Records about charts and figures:
↓

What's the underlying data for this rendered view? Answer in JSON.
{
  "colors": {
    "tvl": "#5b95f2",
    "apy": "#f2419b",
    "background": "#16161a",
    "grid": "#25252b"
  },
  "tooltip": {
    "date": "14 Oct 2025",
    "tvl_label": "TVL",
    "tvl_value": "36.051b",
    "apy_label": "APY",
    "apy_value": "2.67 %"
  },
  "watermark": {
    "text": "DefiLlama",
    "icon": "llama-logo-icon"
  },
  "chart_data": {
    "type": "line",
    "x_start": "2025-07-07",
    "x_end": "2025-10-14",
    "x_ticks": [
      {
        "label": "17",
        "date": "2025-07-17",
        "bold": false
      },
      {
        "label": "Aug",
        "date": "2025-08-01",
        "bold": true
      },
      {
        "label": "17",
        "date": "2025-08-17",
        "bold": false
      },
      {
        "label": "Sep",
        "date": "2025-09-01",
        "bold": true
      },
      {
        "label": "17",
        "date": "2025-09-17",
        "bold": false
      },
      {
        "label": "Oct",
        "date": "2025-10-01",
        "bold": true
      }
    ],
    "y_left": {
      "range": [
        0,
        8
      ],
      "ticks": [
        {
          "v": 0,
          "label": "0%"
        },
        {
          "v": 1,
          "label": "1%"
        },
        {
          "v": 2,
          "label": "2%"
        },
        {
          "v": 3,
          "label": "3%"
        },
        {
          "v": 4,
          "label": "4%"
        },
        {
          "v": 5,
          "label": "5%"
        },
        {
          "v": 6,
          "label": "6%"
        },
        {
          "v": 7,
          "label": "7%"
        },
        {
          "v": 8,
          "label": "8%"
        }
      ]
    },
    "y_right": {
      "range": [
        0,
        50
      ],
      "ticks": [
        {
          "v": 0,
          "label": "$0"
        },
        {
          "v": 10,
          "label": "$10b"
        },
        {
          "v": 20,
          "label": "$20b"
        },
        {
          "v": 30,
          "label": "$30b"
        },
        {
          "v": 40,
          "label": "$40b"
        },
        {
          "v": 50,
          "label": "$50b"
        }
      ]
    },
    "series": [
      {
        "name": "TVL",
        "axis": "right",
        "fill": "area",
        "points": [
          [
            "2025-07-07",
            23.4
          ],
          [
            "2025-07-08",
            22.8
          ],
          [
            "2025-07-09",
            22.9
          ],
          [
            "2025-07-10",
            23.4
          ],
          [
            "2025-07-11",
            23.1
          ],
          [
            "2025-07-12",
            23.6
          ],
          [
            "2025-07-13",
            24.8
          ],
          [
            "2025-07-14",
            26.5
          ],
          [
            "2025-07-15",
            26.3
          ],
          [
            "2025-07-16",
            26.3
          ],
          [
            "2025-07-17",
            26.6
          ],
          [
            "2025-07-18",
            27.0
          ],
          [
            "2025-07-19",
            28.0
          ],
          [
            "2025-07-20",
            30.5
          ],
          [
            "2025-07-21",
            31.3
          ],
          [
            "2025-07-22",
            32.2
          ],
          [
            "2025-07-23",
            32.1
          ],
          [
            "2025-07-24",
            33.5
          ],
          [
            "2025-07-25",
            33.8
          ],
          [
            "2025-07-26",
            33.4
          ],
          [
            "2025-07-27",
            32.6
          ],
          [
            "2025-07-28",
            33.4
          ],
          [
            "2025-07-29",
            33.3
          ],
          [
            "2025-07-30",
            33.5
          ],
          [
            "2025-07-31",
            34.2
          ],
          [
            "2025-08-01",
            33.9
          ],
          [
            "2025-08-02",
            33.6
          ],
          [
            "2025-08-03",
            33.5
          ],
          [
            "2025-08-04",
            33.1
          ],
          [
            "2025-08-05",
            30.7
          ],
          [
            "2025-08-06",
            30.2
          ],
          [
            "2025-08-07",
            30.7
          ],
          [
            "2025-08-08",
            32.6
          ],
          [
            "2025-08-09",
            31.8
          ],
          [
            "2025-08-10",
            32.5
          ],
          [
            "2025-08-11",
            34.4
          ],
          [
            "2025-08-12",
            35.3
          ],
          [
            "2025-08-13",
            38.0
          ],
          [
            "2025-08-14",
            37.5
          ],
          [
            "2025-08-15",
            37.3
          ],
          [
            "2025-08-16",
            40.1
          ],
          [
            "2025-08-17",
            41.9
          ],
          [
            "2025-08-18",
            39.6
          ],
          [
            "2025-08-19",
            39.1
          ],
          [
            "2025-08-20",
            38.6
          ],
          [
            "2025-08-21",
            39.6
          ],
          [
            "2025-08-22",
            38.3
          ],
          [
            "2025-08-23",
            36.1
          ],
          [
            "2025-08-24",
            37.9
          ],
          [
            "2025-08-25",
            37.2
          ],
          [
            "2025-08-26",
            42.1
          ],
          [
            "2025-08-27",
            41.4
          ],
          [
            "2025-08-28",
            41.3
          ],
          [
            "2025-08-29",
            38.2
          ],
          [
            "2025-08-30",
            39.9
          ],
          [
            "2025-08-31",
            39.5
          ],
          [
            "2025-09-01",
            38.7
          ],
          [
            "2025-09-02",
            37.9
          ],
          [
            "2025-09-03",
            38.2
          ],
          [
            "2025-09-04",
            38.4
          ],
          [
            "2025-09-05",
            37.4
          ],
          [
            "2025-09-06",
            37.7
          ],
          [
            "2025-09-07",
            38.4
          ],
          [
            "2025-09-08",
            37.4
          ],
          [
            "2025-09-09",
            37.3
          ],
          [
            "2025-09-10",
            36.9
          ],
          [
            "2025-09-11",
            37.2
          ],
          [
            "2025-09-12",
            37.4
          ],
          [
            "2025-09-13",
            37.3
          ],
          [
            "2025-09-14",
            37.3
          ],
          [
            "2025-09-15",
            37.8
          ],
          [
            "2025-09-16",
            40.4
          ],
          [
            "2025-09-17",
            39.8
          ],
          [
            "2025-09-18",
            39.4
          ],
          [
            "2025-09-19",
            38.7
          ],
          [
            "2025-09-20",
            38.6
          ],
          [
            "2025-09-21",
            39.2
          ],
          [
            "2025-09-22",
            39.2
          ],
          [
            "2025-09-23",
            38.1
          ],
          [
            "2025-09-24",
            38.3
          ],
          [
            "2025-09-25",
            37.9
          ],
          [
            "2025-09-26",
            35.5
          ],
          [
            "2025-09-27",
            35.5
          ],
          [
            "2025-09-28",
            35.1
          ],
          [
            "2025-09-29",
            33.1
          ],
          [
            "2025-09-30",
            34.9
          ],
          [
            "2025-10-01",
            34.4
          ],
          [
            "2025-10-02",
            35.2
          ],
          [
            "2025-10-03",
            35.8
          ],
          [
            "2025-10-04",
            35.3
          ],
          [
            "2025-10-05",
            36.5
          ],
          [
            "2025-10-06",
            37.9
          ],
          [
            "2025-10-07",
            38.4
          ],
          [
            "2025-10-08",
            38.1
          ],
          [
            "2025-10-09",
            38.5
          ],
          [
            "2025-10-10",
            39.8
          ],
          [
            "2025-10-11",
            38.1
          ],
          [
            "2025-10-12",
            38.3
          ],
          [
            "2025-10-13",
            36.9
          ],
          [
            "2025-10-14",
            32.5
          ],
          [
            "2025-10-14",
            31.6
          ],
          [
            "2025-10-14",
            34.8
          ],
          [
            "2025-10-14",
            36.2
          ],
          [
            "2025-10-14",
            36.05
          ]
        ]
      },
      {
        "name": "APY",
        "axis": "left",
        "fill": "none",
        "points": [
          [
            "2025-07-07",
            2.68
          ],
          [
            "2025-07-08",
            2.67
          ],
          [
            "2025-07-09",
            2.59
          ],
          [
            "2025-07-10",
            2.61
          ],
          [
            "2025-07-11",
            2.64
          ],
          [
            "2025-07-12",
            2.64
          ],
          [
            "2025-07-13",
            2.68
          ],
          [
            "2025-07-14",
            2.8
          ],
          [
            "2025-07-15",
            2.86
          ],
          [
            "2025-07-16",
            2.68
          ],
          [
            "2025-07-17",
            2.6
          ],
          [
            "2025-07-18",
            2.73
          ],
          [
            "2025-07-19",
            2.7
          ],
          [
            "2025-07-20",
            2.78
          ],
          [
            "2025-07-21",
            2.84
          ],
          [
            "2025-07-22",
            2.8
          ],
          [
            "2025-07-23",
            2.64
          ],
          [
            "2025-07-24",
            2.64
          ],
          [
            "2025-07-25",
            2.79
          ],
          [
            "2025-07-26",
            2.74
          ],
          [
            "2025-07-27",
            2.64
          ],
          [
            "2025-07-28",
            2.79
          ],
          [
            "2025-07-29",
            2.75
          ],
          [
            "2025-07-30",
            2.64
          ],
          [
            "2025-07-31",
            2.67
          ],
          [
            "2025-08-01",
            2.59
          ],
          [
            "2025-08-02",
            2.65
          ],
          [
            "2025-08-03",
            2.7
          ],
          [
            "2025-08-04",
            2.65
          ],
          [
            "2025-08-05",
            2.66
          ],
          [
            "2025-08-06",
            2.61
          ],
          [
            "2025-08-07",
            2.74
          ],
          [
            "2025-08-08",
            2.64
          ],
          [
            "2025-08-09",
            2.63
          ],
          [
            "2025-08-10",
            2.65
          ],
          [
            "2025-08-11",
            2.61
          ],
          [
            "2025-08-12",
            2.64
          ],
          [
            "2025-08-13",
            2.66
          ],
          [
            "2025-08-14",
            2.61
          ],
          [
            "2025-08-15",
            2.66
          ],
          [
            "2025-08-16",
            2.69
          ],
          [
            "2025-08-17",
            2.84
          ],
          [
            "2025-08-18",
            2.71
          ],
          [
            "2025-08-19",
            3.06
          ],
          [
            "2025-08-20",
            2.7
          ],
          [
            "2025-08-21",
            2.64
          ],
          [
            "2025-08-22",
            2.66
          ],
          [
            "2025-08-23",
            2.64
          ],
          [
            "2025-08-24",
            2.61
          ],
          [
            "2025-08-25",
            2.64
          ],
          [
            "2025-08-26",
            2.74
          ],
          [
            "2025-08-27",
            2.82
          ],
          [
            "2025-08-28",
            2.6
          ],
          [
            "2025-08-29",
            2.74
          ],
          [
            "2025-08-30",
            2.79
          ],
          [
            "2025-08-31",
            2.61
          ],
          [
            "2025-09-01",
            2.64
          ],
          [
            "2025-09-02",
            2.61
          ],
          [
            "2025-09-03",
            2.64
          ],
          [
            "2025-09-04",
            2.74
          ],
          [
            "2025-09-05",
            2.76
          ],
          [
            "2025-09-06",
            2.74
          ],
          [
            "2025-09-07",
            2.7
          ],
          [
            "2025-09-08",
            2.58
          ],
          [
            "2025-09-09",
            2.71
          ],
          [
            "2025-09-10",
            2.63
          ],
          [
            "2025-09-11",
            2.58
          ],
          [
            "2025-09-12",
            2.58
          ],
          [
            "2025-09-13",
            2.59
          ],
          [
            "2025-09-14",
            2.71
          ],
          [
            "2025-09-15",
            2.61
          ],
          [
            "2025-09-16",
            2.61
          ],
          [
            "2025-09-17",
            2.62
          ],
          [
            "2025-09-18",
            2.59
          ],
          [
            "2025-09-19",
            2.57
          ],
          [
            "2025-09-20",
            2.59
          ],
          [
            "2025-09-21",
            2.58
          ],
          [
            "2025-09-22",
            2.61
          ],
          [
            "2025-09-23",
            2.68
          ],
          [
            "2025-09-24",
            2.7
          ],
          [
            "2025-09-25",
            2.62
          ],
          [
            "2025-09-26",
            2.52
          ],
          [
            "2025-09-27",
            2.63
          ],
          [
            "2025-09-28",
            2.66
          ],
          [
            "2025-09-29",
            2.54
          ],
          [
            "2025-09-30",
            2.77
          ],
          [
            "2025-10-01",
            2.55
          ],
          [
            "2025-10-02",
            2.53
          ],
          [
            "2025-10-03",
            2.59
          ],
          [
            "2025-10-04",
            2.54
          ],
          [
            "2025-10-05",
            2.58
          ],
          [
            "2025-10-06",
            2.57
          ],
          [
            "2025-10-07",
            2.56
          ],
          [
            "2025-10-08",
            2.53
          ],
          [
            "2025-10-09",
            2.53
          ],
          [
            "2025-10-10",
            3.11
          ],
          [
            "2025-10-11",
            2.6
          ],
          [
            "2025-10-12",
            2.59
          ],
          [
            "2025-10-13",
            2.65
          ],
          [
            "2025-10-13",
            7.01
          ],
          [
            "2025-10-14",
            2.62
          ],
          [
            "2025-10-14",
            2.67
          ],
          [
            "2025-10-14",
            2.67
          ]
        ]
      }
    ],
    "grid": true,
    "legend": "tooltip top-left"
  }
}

↑

-- Task --
Each line in the data that holds the string "date" should be found and copied.

-- Solution for this task --
    "date": "14 Oct 2025",
        "date": "2025-07-17",
        "date": "2025-08-01",
        "date": "2025-08-17",
        "date": "2025-09-01",
        "date": "2025-09-17",
        "date": "2025-10-01",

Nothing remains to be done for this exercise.